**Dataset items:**
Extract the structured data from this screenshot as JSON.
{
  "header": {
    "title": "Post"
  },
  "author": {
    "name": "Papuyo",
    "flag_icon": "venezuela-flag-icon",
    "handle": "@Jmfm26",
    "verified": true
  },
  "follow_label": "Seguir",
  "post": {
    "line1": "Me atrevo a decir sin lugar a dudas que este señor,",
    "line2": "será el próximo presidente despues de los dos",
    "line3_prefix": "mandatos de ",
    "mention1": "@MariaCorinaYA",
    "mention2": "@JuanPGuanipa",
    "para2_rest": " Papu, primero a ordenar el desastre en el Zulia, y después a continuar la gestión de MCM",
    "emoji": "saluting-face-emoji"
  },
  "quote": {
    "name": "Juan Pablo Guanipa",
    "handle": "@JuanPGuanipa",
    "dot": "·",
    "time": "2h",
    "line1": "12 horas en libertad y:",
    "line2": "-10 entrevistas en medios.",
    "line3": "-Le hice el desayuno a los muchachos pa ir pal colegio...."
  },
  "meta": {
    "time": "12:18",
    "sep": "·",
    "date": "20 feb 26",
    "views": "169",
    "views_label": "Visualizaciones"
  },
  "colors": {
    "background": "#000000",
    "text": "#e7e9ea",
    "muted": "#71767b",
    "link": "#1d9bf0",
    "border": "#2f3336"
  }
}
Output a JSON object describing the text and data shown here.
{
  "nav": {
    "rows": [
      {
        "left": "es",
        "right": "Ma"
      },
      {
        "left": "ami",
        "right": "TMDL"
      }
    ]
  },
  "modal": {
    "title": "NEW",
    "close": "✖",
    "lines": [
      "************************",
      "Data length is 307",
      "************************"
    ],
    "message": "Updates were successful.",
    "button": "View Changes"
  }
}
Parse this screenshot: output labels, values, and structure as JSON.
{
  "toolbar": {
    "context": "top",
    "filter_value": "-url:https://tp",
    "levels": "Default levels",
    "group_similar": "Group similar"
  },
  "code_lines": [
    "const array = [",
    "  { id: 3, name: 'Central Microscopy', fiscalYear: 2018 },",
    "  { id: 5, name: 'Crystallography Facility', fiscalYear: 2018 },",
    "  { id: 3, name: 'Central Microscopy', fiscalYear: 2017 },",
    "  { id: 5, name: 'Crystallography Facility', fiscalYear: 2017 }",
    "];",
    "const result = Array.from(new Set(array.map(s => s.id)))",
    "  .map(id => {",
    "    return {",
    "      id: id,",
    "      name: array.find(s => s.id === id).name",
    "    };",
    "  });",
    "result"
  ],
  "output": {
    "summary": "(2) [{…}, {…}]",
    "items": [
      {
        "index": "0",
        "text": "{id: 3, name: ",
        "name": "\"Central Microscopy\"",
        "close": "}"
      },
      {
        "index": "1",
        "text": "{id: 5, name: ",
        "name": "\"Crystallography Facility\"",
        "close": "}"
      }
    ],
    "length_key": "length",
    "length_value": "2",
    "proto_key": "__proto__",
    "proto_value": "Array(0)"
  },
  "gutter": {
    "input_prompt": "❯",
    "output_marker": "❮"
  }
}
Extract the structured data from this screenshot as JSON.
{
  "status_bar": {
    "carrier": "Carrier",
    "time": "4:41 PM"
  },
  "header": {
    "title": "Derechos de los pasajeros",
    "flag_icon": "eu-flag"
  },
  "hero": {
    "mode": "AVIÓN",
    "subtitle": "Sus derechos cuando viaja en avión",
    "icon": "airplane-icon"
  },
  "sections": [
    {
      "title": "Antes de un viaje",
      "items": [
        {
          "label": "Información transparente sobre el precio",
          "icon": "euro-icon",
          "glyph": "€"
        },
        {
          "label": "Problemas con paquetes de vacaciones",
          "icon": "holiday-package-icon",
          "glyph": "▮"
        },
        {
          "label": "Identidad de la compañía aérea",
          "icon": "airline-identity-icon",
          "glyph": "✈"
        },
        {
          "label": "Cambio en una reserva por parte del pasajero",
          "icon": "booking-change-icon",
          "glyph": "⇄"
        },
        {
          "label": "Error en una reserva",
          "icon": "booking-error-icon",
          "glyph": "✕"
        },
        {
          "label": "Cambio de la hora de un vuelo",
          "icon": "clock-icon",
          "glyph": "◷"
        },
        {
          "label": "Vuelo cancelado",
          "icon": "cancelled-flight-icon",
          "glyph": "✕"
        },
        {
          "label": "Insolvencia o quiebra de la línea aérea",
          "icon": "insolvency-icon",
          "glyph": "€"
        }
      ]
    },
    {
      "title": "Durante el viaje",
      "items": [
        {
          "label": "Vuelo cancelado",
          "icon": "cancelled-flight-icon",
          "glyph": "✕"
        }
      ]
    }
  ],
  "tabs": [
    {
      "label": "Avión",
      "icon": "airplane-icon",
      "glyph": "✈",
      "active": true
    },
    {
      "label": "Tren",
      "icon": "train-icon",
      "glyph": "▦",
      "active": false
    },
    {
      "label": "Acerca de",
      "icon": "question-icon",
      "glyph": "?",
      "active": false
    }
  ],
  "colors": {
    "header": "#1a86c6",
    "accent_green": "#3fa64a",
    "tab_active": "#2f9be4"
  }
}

**GIVEN TASK:** Each line containing the word "handle" counts once; say how many such lines there are, giving only the number.

**ANSWER IN FULL:** 2